• **Dataset entries**:

● ● ● ●

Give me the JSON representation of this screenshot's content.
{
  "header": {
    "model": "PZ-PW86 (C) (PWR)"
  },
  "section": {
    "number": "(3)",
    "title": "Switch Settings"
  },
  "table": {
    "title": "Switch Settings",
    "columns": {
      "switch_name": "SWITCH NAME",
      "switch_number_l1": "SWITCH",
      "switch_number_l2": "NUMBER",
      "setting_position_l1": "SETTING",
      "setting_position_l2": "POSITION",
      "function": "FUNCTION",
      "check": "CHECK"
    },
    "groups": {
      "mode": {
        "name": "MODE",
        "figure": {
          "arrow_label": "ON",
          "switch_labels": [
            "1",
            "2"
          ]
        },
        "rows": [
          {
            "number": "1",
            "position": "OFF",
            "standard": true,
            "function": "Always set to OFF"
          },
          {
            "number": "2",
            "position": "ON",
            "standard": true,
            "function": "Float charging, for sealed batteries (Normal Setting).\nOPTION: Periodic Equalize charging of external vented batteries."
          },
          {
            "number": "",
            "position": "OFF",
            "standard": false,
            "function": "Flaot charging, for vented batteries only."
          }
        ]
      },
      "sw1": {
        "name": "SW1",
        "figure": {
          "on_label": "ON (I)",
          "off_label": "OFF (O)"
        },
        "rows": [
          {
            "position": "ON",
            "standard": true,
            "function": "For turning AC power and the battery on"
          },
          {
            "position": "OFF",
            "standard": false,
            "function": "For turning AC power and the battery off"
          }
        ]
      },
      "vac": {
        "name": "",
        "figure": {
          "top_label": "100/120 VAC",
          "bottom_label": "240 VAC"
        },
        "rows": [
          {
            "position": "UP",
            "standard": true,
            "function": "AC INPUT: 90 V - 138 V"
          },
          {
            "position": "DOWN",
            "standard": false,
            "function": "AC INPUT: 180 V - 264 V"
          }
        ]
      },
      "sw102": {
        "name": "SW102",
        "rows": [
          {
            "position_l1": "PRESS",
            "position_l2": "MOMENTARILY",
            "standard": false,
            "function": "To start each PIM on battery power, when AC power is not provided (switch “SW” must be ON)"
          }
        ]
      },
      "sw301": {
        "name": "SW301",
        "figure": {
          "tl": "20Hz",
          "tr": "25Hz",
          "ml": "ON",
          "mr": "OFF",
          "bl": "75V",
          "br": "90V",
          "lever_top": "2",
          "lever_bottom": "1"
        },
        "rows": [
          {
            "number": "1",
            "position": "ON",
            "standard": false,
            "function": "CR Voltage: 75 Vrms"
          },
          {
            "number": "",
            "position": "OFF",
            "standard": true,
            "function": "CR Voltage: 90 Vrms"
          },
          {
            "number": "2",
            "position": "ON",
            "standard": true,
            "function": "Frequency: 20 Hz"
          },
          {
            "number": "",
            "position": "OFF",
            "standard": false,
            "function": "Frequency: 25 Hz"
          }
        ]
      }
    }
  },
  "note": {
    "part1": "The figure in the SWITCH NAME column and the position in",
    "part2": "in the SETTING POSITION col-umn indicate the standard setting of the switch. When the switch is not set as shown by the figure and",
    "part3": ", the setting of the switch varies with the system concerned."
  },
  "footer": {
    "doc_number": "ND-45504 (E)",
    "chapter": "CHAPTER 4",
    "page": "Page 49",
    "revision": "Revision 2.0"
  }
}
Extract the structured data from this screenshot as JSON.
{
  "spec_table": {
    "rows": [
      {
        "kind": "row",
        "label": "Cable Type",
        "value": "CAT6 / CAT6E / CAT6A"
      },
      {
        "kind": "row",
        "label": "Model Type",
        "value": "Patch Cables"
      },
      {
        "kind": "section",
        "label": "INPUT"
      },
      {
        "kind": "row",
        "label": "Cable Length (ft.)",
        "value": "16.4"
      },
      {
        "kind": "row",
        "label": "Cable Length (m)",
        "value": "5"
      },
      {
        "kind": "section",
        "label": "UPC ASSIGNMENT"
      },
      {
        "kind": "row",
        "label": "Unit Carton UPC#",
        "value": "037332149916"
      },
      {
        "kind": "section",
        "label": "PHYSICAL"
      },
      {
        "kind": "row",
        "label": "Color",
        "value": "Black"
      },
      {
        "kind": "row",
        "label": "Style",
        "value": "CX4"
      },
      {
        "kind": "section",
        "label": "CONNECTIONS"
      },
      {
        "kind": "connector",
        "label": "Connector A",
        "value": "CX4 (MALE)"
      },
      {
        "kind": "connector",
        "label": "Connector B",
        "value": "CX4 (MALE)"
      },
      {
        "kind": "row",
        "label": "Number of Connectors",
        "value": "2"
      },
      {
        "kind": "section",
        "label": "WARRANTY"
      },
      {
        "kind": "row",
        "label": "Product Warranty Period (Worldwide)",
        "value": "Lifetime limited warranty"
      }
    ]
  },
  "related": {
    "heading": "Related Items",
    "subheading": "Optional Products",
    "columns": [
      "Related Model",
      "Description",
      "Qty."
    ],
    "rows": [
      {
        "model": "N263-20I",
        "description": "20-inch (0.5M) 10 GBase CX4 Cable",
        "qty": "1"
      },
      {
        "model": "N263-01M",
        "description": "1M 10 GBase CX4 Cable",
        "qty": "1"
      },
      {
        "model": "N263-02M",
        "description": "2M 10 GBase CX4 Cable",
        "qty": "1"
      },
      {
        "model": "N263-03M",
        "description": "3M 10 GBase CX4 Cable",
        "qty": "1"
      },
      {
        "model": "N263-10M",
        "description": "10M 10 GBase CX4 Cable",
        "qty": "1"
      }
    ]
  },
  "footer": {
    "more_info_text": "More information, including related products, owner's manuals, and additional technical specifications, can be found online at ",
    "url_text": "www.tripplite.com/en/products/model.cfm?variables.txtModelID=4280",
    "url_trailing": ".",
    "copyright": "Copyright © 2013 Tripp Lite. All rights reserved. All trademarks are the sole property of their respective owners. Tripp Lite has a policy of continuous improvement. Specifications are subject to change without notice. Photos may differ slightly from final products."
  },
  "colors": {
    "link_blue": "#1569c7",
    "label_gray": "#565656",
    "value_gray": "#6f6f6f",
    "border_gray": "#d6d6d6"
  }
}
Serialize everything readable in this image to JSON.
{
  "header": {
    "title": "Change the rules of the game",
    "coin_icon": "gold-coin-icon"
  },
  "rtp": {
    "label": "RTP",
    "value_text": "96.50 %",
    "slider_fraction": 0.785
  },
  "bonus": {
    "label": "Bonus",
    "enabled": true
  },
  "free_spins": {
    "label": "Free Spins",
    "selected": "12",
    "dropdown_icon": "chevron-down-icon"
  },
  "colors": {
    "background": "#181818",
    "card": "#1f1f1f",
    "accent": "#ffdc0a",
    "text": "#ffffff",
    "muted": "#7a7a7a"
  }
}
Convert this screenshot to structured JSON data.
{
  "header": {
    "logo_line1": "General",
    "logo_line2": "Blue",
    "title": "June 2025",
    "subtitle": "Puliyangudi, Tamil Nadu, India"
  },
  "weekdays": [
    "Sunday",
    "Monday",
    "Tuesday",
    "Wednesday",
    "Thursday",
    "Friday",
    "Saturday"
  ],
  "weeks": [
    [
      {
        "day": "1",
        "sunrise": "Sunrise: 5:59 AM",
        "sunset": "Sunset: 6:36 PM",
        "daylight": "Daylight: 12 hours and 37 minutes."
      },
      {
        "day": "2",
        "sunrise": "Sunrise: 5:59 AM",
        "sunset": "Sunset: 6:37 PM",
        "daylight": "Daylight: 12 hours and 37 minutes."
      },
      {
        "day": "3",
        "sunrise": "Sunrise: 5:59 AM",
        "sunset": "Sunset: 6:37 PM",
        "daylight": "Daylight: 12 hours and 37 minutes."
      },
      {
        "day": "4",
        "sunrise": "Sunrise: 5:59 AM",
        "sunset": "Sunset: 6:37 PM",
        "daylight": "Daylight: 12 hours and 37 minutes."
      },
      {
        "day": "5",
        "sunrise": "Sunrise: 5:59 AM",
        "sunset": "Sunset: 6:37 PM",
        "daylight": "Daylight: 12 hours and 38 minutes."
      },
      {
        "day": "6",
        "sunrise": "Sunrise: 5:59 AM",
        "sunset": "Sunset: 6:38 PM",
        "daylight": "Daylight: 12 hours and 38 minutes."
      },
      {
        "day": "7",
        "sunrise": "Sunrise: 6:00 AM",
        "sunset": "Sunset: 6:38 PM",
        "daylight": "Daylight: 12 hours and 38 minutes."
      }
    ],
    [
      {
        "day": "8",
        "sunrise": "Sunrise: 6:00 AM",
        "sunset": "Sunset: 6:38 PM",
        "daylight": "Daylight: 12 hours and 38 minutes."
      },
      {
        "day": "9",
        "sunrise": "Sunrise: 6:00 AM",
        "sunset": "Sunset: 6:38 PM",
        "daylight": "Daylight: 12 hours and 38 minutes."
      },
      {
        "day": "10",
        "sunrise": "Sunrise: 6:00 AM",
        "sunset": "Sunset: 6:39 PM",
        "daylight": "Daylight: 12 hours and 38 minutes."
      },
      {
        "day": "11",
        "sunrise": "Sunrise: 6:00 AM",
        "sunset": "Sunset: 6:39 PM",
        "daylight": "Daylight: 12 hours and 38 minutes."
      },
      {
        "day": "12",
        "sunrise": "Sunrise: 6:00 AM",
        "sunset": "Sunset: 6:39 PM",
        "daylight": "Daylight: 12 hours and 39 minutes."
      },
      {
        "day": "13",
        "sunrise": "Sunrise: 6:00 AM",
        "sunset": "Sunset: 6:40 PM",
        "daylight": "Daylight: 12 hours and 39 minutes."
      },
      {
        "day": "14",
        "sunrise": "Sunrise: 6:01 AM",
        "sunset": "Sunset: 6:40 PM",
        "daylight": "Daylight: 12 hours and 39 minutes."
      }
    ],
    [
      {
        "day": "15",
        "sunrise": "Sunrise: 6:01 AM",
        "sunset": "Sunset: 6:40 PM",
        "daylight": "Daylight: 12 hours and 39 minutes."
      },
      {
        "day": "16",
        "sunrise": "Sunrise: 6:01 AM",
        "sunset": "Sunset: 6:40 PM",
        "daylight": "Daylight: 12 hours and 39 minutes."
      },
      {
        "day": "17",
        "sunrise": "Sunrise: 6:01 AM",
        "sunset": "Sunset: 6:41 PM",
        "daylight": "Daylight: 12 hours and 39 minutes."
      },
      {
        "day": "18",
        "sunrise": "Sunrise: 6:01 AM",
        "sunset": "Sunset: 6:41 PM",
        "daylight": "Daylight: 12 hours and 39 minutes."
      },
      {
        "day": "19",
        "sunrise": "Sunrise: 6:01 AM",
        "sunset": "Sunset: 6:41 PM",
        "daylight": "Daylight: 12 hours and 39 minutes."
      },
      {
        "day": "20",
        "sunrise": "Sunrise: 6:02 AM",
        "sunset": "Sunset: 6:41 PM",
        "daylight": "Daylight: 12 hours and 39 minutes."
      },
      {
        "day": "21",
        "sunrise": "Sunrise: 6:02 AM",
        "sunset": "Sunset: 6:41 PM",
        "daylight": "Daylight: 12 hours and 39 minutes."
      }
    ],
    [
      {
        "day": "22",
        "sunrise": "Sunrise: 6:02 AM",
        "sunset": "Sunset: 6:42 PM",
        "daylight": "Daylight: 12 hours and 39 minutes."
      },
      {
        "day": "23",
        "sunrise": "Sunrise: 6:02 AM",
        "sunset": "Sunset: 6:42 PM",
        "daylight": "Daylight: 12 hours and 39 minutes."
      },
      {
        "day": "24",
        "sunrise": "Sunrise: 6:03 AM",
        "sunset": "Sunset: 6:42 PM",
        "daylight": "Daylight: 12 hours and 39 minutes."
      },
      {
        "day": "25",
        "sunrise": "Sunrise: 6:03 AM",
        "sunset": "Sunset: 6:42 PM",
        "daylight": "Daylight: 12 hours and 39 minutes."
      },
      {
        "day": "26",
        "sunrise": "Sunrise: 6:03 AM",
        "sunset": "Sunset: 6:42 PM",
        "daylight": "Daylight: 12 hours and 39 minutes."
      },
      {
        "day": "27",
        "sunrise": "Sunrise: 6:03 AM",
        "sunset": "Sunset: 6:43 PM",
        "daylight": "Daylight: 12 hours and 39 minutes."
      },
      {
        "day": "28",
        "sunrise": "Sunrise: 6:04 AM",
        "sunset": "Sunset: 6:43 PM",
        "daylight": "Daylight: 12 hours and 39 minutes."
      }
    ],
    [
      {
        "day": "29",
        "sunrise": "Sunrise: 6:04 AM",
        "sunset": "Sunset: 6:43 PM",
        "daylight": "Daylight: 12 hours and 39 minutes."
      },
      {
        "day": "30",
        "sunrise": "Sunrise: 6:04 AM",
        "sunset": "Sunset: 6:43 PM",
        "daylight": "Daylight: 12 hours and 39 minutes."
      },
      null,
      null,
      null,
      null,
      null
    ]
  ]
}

● ● ● ●

• **What you are asked to do**: Return only the number of lines in the entries that contain the string "power".

• **Final answer**: 3